Entries with figure data:
▼▼▼

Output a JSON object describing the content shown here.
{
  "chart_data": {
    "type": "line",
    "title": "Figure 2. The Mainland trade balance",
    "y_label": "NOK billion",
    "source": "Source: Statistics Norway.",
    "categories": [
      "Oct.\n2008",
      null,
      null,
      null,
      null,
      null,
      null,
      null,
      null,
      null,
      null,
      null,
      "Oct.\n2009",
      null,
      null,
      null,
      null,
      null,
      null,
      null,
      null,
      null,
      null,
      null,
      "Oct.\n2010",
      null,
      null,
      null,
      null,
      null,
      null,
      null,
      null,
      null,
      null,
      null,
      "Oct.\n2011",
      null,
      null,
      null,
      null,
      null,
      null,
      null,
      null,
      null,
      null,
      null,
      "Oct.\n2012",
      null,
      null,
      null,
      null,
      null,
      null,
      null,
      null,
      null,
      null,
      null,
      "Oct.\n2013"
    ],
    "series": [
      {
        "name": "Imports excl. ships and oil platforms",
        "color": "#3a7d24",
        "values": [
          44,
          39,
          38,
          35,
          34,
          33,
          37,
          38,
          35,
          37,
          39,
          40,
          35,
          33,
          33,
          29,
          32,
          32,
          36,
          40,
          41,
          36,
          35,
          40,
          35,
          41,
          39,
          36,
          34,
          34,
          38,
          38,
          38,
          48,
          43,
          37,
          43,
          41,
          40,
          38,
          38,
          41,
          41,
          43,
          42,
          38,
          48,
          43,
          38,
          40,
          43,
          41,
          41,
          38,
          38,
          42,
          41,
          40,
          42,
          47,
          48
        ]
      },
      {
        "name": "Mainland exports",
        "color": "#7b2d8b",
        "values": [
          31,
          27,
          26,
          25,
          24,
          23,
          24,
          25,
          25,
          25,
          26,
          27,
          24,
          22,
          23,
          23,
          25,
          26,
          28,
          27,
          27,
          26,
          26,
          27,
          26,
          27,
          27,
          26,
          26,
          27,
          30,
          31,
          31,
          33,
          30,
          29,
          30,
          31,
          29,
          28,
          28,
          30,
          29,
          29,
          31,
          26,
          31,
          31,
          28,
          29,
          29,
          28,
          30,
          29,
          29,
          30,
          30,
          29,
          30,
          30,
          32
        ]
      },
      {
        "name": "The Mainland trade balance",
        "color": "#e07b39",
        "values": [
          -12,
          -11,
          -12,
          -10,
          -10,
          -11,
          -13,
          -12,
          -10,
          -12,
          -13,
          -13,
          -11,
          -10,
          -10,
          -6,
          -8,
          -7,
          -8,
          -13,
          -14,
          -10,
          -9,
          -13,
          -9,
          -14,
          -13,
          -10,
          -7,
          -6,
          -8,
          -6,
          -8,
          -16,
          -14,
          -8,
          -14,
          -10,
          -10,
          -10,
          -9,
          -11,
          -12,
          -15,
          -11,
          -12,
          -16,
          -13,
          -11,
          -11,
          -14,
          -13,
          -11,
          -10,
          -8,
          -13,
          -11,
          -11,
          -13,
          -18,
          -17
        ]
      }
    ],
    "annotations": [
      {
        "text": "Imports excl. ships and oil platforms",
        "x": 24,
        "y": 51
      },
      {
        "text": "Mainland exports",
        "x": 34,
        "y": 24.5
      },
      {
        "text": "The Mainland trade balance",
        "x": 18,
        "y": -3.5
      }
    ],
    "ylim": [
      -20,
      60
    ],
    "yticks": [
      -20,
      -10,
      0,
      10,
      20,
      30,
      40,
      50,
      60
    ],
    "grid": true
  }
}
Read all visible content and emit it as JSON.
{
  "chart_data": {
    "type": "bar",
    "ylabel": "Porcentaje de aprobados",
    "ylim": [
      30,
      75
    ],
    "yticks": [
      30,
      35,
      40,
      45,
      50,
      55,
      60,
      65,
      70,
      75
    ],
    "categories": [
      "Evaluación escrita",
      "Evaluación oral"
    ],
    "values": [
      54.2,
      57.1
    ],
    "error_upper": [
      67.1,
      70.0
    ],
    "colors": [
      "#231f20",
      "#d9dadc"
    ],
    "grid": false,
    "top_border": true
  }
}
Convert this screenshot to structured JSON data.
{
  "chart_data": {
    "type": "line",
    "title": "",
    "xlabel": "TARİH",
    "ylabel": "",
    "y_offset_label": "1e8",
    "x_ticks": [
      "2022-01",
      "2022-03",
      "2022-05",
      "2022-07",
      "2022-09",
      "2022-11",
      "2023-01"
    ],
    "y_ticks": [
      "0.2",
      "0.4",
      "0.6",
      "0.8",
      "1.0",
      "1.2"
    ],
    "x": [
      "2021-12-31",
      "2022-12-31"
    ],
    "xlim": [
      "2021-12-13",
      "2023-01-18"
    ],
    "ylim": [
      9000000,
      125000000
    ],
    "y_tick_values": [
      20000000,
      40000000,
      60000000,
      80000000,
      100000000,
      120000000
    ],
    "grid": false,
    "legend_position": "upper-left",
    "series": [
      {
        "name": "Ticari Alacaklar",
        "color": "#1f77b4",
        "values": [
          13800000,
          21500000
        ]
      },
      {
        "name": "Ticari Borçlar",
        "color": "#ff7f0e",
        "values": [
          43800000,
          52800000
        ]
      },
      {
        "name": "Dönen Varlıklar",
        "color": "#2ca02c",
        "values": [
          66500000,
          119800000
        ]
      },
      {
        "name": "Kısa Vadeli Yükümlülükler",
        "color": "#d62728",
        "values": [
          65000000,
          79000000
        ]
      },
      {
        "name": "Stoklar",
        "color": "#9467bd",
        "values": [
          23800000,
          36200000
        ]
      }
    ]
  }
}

▲▲▲

● **WORK REQUIRED**
Repeat all of the records above exactly as written.

● **OUTPUT FOR THIS TASK**
Output a JSON object describing the content shown here.
{
  "chart_data": {
    "type": "line",
    "title": "Figure 2. The Mainland trade balance",
    "y_label": "NOK billion",
    "source": "Source: Statistics Norway.",
    "categories": [
      "Oct.\n2008",
      null,
      null,
      null,
      null,
      null,
      null,
      null,
      null,
      null,
      null,
      null,
      "Oct.\n2009",
      null,
      null,
      null,
      null,
      null,
      null,
      null,
      null,
      null,
      null,
      null,
      "Oct.\n2010",
      null,
      null,
      null,
      null,
      null,
      null,
      null,
      null,
      null,
      null,
      null,
      "Oct.\n2011",
      null,
      null,
      null,
      null,
      null,
      null,
      null,
      null,
      null,
      null,
      null,
      "Oct.\n2012",
      null,
      null,
      null,
      null,
      null,
      null,
      null,
      null,
      null,
      null,
      null,
      "Oct.\n2013"
    ],
    "series": [
      {
        "name": "Imports excl. ships and oil platforms",
        "color": "#3a7d24",
        "values": [
          44,
          39,
          38,
          35,
          34,
          33,
          37,
          38,
          35,
          37,
          39,
          40,
          35,
          33,
          33,
          29,
          32,
          32,
          36,
          40,
          41,
          36,
          35,
          40,
          35,
          41,
          39,
          36,
          34,
          34,
          38,
          38,
          38,
          48,
          43,
          37,
          43,
          41,
          40,
          38,
          38,
          41,
          41,
          43,
          42,
          38,
          48,
          43,
          38,
          40,
          43,
          41,
          41,
          38,
          38,
          42,
          41,
          40,
          42,
          47,
          48
        ]
      },
      {
        "name": "Mainland exports",
        "color": "#7b2d8b",
        "values": [
          31,
          27,
          26,
          25,
          24,
          23,
          24,
          25,
          25,
          25,
          26,
          27,
          24,
          22,
          23,
          23,
          25,
          26,
          28,
          27,
          27,
          26,
          26,
          27,
          26,
          27,
          27,
          26,
          26,
          27,
          30,
          31,
          31,
          33,
          30,
          29,
          30,
          31,
          29,
          28,
          28,
          30,
          29,
          29,
          31,
          26,
          31,
          31,
          28,
          29,
          29,
          28,
          30,
          29,
          29,
          30,
          30,
          29,
          30,
          30,
          32
        ]
      },
      {
        "name": "The Mainland trade balance",
        "color": "#e07b39",
        "values": [
          -12,
          -11,
          -12,
          -10,
          -10,
          -11,
          -13,
          -12,
          -10,
          -12,
          -13,
          -13,
          -11,
          -10,
          -10,
          -6,
          -8,
          -7,
          -8,
          -13,
          -14,
          -10,
          -9,
          -13,
          -9,
          -14,
          -13,
          -10,
          -7,
          -6,
          -8,
          -6,
          -8,
          -16,
          -14,
          -8,
          -14,
          -10,
          -10,
          -10,
          -9,
          -11,
          -12,
          -15,
          -11,
          -12,
          -16,
          -13,
          -11,
          -11,
          -14,
          -13,
          -11,
          -10,
          -8,
          -13,
          -11,
          -11,
          -13,
          -18,
          -17
        ]
      }
    ],
    "annotations": [
      {
        "text": "Imports excl. ships and oil platforms",
        "x": 24,
        "y": 51
      },
      {
        "text": "Mainland exports",
        "x": 34,
        "y": 24.5
      },
      {
        "text": "The Mainland trade balance",
        "x": 18,
        "y": -3.5
      }
    ],
    "ylim": [
      -20,
      60
    ],
    "yticks": [
      -20,
      -10,
      0,
      10,
      20,
      30,
      40,
      50,
      60
    ],
    "grid": true
  }
}
Read all visible content and emit it as JSON.
{
  "chart_data": {
    "type": "bar",
    "ylabel": "Porcentaje de aprobados",
    "ylim": [
      30,
      75
    ],
    "yticks": [
      30,
      35,
      40,
      45,
      50,
      55,
      60,
      65,
      70,
      75
    ],
    "categories": [
      "Evaluación escrita",
      "Evaluación oral"
    ],
    "values": [
      54.2,
      57.1
    ],
    "error_upper": [
      67.1,
      70.0
    ],
    "colors": [
      "#231f20",
      "#d9dadc"
    ],
    "grid": false,
    "top_border": true
  }
}
Convert this screenshot to structured JSON data.
{
  "chart_data": {
    "type": "line",
    "title": "",
    "xlabel": "TARİH",
    "ylabel": "",
    "y_offset_label": "1e8",
    "x_ticks": [
      "2022-01",
      "2022-03",
      "2022-05",
      "2022-07",
      "2022-09",
      "2022-11",
      "2023-01"
    ],
    "y_ticks": [
      "0.2",
      "0.4",
      "0.6",
      "0.8",
      "1.0",
      "1.2"
    ],
    "x": [
      "2021-12-31",
      "2022-12-31"
    ],
    "xlim": [
      "2021-12-13",
      "2023-01-18"
    ],
    "ylim": [
      9000000,
      125000000
    ],
    "y_tick_values": [
      20000000,
      40000000,
      60000000,
      80000000,
      100000000,
      120000000
    ],
    "grid": false,
    "legend_position": "upper-left",
    "series": [
      {
        "name": "Ticari Alacaklar",
        "color": "#1f77b4",
        "values": [
          13800000,
          21500000
        ]
      },
      {
        "name": "Ticari Borçlar",
        "color": "#ff7f0e",
        "values": [
          43800000,
          52800000
        ]
      },
      {
        "name": "Dönen Varlıklar",
        "color": "#2ca02c",
        "values": [
          66500000,
          119800000
        ]
      },
      {
        "name": "Kısa Vadeli Yükümlülükler",
        "color": "#d62728",
        "values": [
          65000000,
          79000000
        ]
      },
      {
        "name": "Stoklar",
        "color": "#9467bd",
        "values": [
          23800000,
          36200000
        ]
      }
    ]
  }
}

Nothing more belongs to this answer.